= GIVEN EXERCISE =
Locate each line of the material that contains "strip", then return it.
**** DATA TO PROCESS ****
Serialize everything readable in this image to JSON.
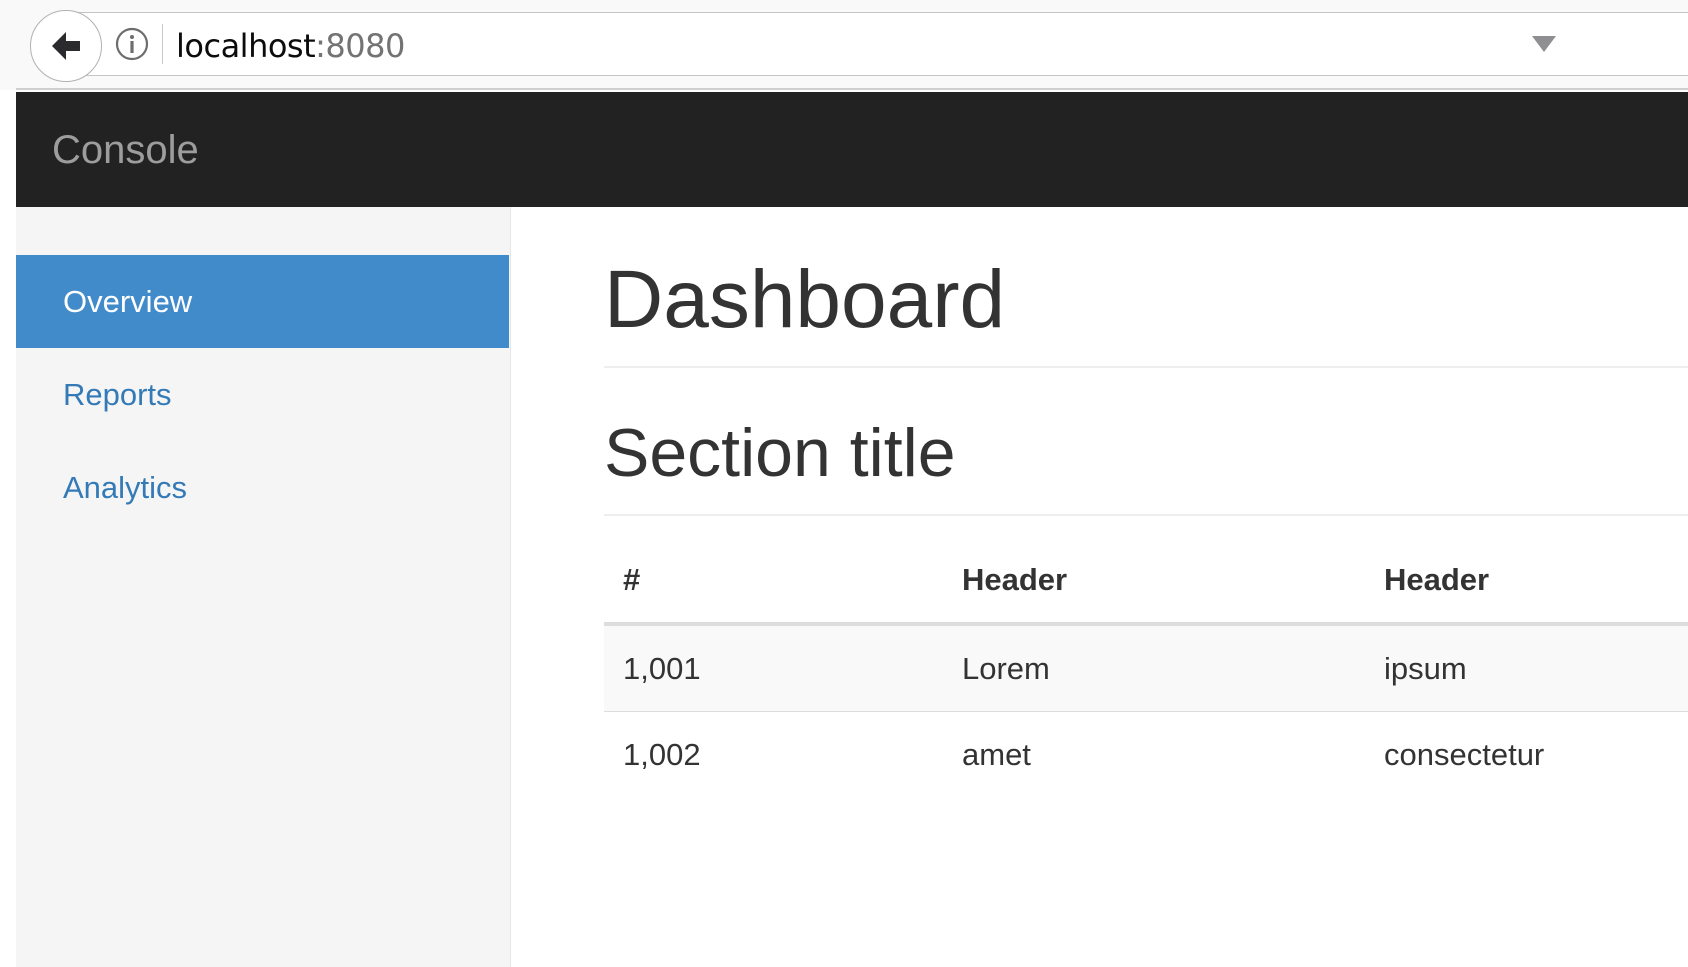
{
  "browser": {
    "url_host": "localhost",
    "url_port": ":8080"
  },
  "navbar": {
    "brand": "Console"
  },
  "sidebar": {
    "items": [
      {
        "label": "Overview",
        "active": true
      },
      {
        "label": "Reports",
        "active": false
      },
      {
        "label": "Analytics",
        "active": false
      }
    ]
  },
  "main": {
    "page_title": "Dashboard",
    "section_title": "Section title",
    "table": {
      "headers": [
        "#",
        "Header",
        "Header"
      ],
      "rows": [
        [
          "1,001",
          "Lorem",
          "ipsum"
        ],
        [
          "1,002",
          "amet",
          "consectetur"
        ]
      ]
    }
  },
  "colors": {
    "navbar_bg": "#222222",
    "active_nav_bg": "#428bca",
    "link": "#337ab7"
  }
}
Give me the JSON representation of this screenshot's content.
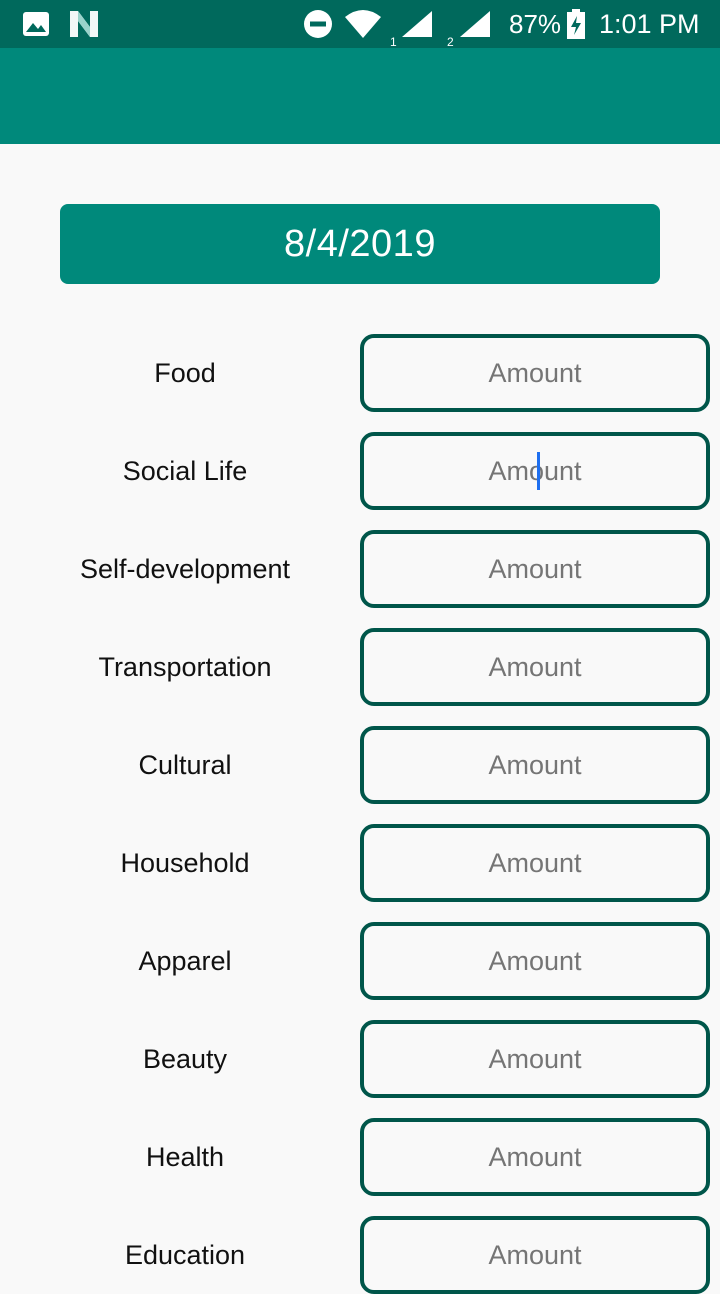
{
  "status_bar": {
    "sim1_label": "1",
    "sim2_label": "2",
    "battery": "87%",
    "time": "1:01 PM",
    "icons": [
      "image-icon",
      "n-notification-icon",
      "do-not-disturb-icon",
      "wifi-icon",
      "signal-sim1-icon",
      "signal-sim2-icon",
      "battery-charging-icon"
    ]
  },
  "colors": {
    "status_bar": "#00695c",
    "app_bar": "#00897b",
    "field_border": "#00564a",
    "background": "#f9f9f9"
  },
  "date_button": {
    "label": "8/4/2019"
  },
  "categories": [
    {
      "label": "Food",
      "placeholder": "Amount"
    },
    {
      "label": "Social Life",
      "placeholder": "Amount"
    },
    {
      "label": "Self-development",
      "placeholder": "Amount"
    },
    {
      "label": "Transportation",
      "placeholder": "Amount"
    },
    {
      "label": "Cultural",
      "placeholder": "Amount"
    },
    {
      "label": "Household",
      "placeholder": "Amount"
    },
    {
      "label": "Apparel",
      "placeholder": "Amount"
    },
    {
      "label": "Beauty",
      "placeholder": "Amount"
    },
    {
      "label": "Health",
      "placeholder": "Amount"
    },
    {
      "label": "Education",
      "placeholder": "Amount"
    }
  ]
}
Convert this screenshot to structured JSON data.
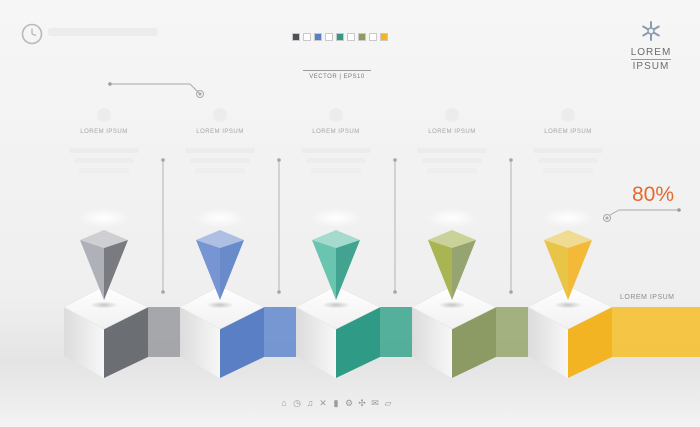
{
  "header": {
    "vector_label": "VECTOR | EPS10",
    "logo_line1": "LOREM",
    "logo_line2": "IPSUM"
  },
  "swatches": [
    "#4d5158",
    "#ffffff",
    "#5b7fc4",
    "#ffffff",
    "#2f9a86",
    "#ffffff",
    "#8c9b64",
    "#ffffff",
    "#f2b423"
  ],
  "percent_label": "80%",
  "ribbon_label": "LOREM IPSUM",
  "steps": [
    {
      "label": "LOREM IPSUM",
      "color": "#6b6e73",
      "cone": "#aaadb3",
      "strip": "#9fa1a5"
    },
    {
      "label": "LOREM IPSUM",
      "color": "#5b7fc4",
      "cone": "#6f8fd0",
      "strip": "#6c8fd0"
    },
    {
      "label": "LOREM IPSUM",
      "color": "#2f9a86",
      "cone": "#61c2ab",
      "strip": "#46a994"
    },
    {
      "label": "LOREM IPSUM",
      "color": "#8c9b64",
      "cone": "#a4b04a",
      "strip": "#9cab77"
    },
    {
      "label": "LOREM IPSUM",
      "color": "#f2b423",
      "cone": "#e8c23d",
      "strip": "#f5c236"
    }
  ],
  "icons": {
    "clock": "clock-icon",
    "logo": "snowflake-logo-icon",
    "bottom": [
      "home-icon",
      "clock-icon",
      "bell-icon",
      "tools-icon",
      "bar-chart-icon",
      "gear-icon",
      "puzzle-icon",
      "mail-icon",
      "folder-icon"
    ]
  }
}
****
= RESPONSE TO THIS EXERCISE =
      "strip": "#9fa1a5"
      "strip": "#6c8fd0"
      "strip": "#46a994"
      "strip": "#9cab77"
      "strip": "#f5c236"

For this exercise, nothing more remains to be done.